● GOAL
Write out every entry exactly as it stands.

● DATA SUPPLIED
......

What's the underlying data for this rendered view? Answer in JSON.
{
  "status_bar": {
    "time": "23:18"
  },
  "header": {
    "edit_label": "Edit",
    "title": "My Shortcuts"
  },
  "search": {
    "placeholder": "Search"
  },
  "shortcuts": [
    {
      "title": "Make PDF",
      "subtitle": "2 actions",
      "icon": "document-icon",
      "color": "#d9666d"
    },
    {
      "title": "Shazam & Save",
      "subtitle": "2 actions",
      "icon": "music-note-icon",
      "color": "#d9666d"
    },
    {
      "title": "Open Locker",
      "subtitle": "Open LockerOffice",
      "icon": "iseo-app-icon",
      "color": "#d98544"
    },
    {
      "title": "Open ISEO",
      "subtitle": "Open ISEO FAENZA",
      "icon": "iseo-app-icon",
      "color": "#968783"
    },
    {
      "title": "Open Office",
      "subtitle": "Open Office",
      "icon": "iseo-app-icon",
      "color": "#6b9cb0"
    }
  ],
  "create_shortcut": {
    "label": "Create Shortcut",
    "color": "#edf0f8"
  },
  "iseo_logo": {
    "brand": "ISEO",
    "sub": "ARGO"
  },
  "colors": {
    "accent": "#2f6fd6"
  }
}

......

● WRITTEN RESPONSE
What's the underlying data for this rendered view? Answer in JSON.
{
  "status_bar": {
    "time": "23:18"
  },
  "header": {
    "edit_label": "Edit",
    "title": "My Shortcuts"
  },
  "search": {
    "placeholder": "Search"
  },
  "shortcuts": [
    {
      "title": "Make PDF",
      "subtitle": "2 actions",
      "icon": "document-icon",
      "color": "#d9666d"
    },
    {
      "title": "Shazam & Save",
      "subtitle": "2 actions",
      "icon": "music-note-icon",
      "color": "#d9666d"
    },
    {
      "title": "Open Locker",
      "subtitle": "Open LockerOffice",
      "icon": "iseo-app-icon",
      "color": "#d98544"
    },
    {
      "title": "Open ISEO",
      "subtitle": "Open ISEO FAENZA",
      "icon": "iseo-app-icon",
      "color": "#968783"
    },
    {
      "title": "Open Office",
      "subtitle": "Open Office",
      "icon": "iseo-app-icon",
      "color": "#6b9cb0"
    }
  ],
  "create_shortcut": {
    "label": "Create Shortcut",
    "color": "#edf0f8"
  },
  "iseo_logo": {
    "brand": "ISEO",
    "sub": "ARGO"
  },
  "colors": {
    "accent": "#2f6fd6"
  }
}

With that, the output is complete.